Task prompt: Of all the lines in the material, how many include the word "North"? Give only the number.
· · · ·
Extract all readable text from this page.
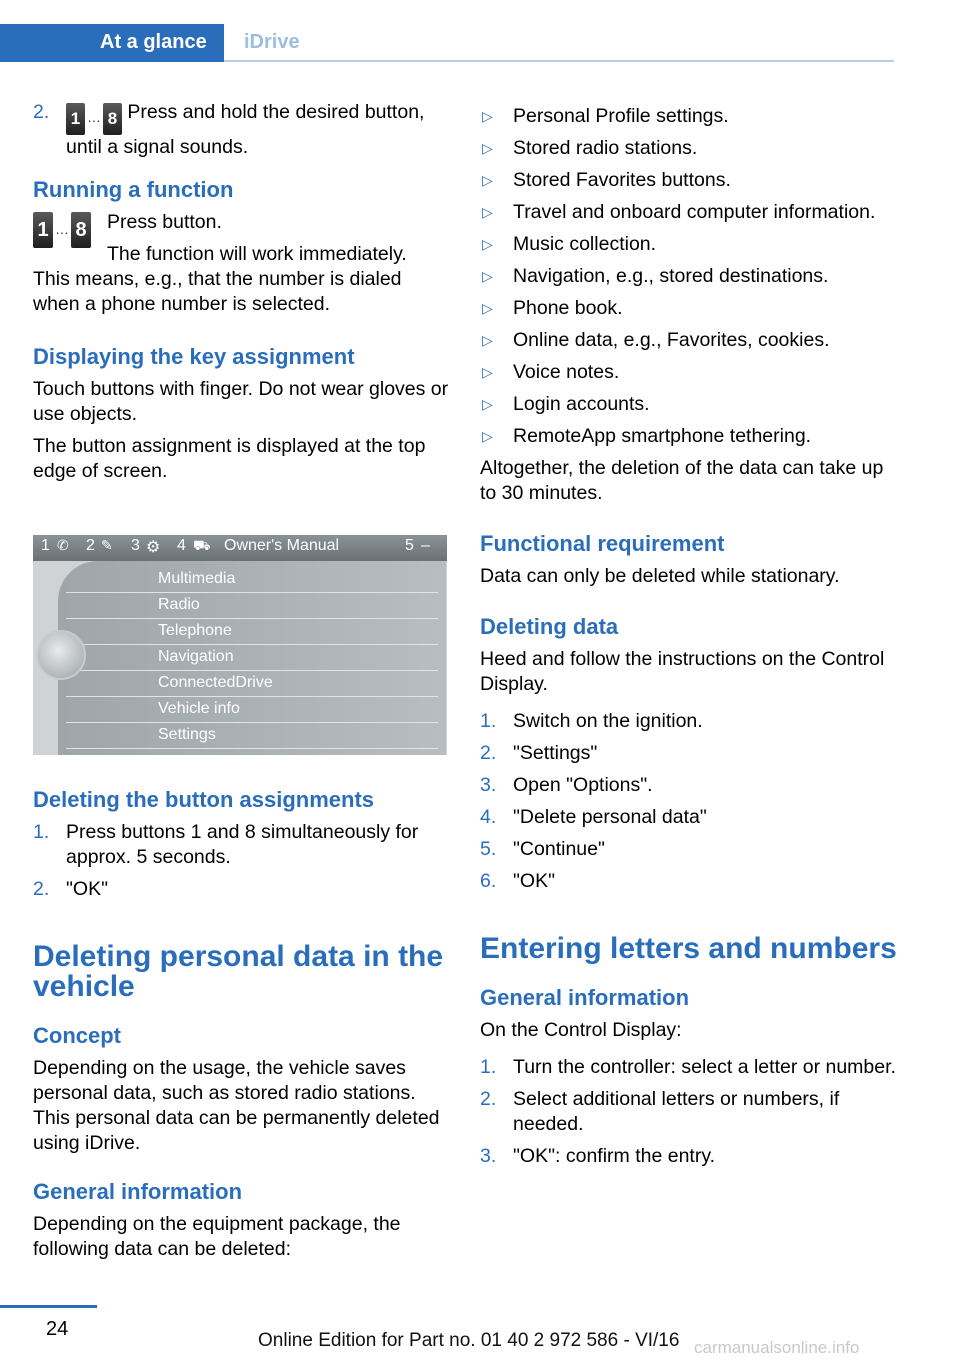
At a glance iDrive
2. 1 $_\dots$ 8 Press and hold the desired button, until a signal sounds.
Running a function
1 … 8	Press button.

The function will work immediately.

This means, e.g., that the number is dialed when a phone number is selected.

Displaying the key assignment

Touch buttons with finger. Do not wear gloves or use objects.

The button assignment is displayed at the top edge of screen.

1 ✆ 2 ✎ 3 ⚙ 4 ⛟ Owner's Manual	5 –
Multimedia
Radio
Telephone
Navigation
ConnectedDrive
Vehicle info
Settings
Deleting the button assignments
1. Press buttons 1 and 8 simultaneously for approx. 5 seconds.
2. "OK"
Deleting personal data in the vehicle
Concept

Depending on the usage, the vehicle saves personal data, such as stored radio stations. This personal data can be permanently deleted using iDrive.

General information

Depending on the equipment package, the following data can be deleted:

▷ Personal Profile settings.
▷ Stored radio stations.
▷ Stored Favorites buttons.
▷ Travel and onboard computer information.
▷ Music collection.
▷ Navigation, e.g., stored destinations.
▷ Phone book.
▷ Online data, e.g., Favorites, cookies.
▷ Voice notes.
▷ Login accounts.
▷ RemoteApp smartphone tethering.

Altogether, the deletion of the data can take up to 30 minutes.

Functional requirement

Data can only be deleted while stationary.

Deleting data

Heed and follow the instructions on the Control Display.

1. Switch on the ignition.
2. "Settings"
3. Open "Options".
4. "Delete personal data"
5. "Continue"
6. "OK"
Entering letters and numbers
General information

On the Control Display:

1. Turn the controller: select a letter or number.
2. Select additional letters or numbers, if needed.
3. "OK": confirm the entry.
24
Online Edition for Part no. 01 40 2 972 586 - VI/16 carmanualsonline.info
· · · ·
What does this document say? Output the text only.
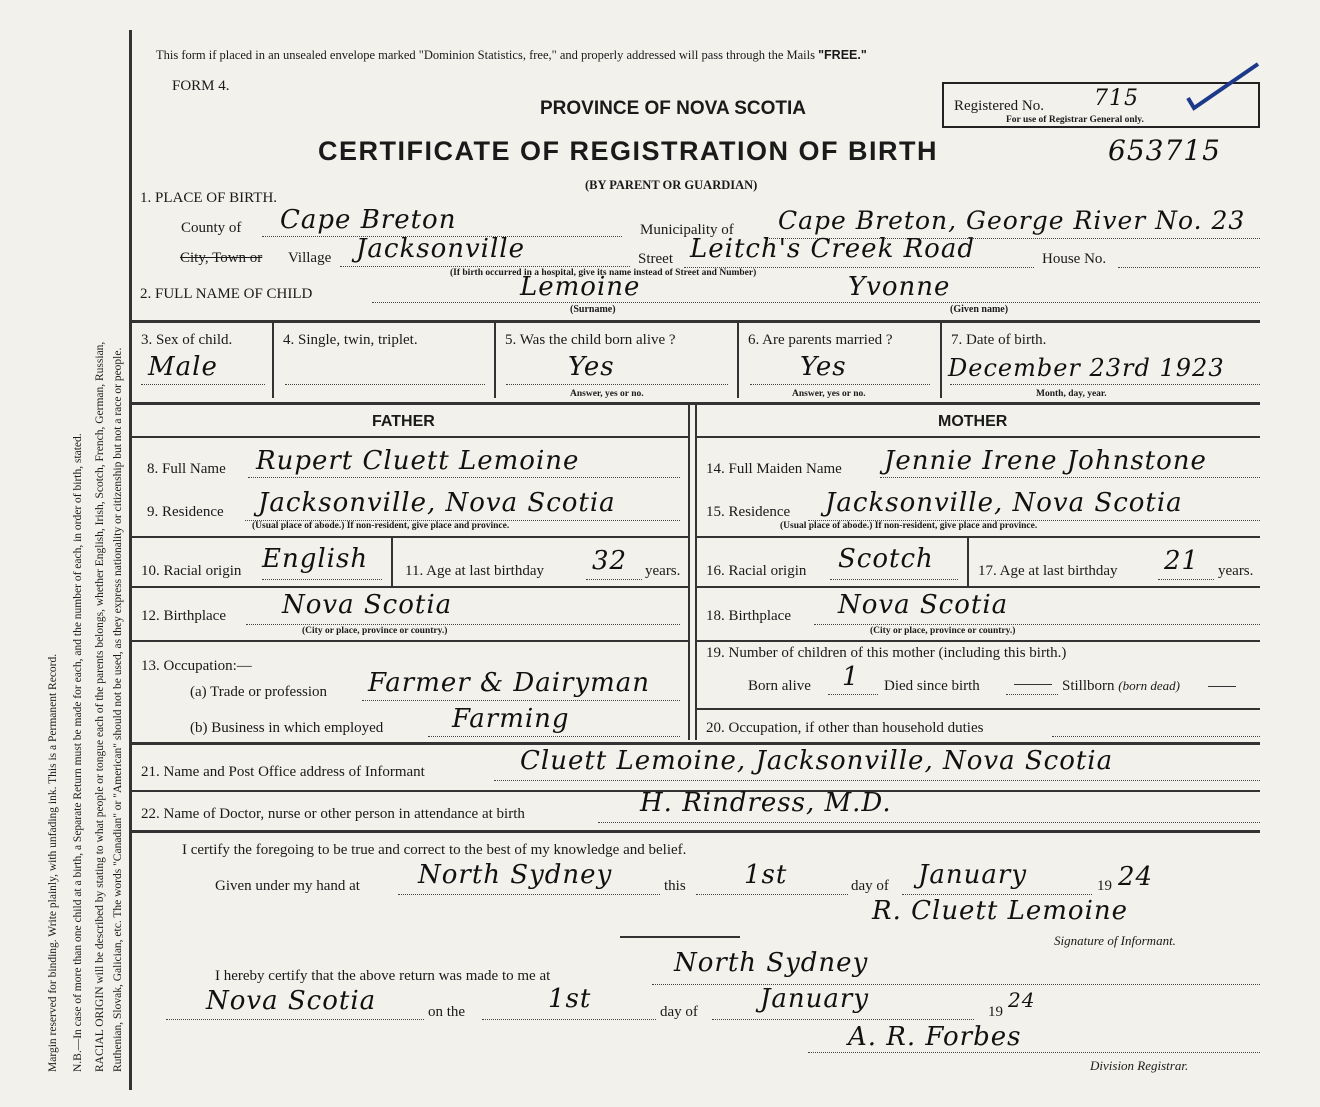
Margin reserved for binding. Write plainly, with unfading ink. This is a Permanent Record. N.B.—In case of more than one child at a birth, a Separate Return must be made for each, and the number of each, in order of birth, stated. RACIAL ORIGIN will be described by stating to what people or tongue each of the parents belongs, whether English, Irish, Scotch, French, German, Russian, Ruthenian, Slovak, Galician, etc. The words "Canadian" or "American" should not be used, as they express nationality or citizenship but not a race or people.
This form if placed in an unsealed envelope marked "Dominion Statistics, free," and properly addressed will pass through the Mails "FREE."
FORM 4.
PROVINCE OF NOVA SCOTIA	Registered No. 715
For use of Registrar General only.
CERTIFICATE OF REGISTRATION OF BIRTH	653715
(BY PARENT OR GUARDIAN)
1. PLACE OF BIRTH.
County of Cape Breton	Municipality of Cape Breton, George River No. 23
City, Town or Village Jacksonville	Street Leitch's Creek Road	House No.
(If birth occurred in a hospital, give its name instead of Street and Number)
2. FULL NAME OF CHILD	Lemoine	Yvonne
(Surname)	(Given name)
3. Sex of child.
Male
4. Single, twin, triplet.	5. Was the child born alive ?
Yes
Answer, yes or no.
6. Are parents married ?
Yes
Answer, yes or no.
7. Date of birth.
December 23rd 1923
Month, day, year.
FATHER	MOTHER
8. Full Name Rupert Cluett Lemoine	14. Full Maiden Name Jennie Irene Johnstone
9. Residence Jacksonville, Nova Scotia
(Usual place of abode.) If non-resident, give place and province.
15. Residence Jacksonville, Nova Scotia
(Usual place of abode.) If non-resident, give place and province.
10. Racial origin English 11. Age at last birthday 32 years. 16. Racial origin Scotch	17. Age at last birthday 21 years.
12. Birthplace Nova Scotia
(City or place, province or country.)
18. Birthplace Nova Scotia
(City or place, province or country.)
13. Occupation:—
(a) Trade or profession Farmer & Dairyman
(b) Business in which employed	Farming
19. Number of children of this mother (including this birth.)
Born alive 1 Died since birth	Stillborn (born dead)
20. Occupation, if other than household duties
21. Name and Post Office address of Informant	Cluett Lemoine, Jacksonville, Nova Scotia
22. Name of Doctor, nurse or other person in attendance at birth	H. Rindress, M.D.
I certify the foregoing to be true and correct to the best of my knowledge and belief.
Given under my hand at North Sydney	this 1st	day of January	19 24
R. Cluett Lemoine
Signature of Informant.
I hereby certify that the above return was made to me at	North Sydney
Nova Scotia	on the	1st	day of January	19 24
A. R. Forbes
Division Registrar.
· · · ·
Written response: 2